- _Task brief_:
In the entries below, identify every line with the string "Елбакиева" and copy it.

- _Materials provided_:
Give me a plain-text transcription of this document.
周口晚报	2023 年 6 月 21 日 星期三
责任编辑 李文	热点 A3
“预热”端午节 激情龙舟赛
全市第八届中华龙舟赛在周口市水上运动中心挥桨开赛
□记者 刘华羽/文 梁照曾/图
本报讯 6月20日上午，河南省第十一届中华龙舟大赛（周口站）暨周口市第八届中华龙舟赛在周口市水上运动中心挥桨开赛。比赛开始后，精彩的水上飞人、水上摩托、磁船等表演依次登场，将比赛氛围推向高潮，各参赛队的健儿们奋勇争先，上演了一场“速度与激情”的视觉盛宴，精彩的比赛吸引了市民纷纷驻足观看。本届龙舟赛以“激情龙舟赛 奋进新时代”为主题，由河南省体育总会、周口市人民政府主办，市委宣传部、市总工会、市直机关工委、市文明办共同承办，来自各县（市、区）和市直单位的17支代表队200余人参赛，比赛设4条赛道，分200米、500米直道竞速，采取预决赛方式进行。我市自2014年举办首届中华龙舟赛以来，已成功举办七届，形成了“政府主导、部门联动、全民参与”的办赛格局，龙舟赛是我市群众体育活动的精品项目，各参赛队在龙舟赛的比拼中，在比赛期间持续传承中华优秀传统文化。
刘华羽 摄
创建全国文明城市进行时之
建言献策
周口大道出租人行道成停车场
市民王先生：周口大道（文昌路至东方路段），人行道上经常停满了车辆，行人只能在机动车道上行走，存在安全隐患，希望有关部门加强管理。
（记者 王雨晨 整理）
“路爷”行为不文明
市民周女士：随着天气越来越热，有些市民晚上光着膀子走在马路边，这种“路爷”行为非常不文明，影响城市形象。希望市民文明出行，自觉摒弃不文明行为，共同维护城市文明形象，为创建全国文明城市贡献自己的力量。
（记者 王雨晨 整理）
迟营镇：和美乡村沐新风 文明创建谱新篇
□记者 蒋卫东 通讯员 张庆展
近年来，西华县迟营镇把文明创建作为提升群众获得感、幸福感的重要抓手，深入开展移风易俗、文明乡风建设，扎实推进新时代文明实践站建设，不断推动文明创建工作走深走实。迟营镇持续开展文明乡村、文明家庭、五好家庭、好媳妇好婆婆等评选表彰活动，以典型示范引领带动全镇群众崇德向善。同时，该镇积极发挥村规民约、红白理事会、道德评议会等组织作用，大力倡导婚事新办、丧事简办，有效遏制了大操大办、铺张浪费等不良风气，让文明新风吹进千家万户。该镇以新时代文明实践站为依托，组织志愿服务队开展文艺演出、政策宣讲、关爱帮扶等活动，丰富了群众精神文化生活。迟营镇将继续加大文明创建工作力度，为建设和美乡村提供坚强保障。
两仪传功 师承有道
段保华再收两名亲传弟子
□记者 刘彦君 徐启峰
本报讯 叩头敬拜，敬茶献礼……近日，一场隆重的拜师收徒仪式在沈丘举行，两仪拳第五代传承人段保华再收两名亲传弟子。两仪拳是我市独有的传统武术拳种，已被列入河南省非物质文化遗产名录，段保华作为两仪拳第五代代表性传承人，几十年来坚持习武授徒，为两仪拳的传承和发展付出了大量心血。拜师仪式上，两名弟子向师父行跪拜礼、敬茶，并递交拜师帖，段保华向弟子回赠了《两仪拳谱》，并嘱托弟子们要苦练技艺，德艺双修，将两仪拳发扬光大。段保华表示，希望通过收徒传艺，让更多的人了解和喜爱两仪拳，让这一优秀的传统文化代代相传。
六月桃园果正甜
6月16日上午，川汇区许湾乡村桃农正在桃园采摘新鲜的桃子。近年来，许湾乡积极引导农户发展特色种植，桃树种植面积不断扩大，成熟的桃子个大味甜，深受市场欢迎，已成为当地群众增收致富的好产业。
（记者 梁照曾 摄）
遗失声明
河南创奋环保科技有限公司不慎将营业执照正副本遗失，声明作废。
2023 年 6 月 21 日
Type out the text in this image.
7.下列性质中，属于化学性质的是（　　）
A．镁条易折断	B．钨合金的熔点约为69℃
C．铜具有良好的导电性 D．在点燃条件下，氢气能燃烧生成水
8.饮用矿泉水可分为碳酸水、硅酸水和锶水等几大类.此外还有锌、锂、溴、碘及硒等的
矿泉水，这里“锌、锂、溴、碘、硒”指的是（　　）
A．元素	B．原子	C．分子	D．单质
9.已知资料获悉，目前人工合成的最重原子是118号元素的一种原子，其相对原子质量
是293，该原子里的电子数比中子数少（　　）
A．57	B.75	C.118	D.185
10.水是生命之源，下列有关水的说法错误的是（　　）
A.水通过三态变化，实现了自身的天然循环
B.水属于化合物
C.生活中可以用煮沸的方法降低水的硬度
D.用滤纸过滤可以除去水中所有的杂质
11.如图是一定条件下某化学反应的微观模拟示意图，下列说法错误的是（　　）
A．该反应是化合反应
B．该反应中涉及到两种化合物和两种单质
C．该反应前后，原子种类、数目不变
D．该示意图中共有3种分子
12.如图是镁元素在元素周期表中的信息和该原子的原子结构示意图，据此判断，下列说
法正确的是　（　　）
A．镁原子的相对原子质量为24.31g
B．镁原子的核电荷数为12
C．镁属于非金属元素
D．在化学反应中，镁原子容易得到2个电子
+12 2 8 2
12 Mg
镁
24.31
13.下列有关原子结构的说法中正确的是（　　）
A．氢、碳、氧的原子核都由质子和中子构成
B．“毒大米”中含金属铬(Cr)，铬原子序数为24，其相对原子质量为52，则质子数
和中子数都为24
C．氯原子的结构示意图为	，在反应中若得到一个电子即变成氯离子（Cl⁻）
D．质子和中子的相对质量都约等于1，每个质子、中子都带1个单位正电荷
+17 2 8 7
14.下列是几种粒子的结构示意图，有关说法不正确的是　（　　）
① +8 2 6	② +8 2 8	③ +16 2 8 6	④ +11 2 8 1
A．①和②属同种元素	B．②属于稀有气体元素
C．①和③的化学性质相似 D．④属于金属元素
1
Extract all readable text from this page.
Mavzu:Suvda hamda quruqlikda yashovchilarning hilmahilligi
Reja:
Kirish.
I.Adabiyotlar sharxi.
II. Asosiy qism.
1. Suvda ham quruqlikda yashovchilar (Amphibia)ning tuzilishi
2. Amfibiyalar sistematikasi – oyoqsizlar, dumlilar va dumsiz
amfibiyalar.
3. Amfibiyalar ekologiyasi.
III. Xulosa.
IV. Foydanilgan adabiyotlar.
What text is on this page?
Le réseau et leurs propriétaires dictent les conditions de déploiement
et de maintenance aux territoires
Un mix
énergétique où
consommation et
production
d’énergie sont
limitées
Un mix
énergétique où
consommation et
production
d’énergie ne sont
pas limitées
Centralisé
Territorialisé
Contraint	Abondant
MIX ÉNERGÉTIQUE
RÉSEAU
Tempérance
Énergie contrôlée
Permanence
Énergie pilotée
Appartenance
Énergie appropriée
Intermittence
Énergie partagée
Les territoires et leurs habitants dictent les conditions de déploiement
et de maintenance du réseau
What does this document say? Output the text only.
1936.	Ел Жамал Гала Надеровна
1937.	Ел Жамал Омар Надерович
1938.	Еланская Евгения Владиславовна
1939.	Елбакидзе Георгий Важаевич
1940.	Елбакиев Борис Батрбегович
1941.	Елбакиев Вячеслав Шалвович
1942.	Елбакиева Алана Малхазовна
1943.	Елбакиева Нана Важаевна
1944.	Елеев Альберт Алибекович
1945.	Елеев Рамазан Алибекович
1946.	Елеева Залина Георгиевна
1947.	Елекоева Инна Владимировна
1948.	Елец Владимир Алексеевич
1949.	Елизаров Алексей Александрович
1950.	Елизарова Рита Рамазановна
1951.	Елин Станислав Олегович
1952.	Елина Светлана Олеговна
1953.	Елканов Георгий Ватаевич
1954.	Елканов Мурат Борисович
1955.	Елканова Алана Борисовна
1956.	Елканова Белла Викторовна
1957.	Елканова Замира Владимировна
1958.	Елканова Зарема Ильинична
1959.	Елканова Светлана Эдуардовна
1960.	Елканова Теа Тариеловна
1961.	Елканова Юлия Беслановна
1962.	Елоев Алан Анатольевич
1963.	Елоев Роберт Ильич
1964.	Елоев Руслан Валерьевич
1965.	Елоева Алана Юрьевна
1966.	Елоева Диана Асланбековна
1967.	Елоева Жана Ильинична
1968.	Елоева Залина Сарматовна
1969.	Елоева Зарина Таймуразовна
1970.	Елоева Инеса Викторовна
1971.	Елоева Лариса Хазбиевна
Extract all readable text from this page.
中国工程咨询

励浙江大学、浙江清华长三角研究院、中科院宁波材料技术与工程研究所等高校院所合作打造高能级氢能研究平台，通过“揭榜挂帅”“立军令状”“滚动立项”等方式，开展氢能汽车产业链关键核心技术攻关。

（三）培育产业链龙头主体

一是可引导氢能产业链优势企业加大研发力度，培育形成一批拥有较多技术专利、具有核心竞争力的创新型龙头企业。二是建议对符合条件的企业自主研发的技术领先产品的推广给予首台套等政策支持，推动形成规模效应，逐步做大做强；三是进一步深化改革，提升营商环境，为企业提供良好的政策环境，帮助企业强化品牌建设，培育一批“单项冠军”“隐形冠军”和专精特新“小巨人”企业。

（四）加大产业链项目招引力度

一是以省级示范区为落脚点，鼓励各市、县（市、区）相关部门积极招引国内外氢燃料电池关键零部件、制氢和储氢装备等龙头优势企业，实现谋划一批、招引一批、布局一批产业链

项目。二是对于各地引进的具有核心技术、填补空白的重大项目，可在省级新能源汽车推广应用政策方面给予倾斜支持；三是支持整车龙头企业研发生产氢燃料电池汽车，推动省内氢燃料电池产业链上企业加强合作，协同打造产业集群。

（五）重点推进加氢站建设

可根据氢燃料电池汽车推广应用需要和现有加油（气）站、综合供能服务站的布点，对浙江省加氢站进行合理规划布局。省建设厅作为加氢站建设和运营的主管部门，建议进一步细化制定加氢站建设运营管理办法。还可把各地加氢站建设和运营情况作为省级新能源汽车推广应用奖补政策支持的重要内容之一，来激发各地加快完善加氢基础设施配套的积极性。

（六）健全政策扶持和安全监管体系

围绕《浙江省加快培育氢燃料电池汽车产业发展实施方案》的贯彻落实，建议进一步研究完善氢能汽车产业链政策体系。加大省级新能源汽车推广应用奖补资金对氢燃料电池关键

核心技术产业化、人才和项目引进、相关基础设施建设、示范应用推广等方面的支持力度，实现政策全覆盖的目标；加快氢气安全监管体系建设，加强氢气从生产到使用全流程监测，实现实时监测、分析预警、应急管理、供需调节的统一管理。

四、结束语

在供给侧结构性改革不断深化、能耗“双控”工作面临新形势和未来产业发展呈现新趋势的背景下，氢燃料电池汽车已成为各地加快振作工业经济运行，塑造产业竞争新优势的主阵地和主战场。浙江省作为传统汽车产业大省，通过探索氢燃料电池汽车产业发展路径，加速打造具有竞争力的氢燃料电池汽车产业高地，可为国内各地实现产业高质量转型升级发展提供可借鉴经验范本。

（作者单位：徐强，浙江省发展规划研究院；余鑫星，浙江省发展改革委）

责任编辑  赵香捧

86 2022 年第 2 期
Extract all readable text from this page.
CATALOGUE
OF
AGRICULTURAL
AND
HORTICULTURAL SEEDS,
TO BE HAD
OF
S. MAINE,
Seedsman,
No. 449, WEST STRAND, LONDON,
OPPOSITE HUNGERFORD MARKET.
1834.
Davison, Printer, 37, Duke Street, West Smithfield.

- _Exercise output_:
1942.	Елбакиева Алана Малхазовна
1943.	Елбакиева Нана Важаевна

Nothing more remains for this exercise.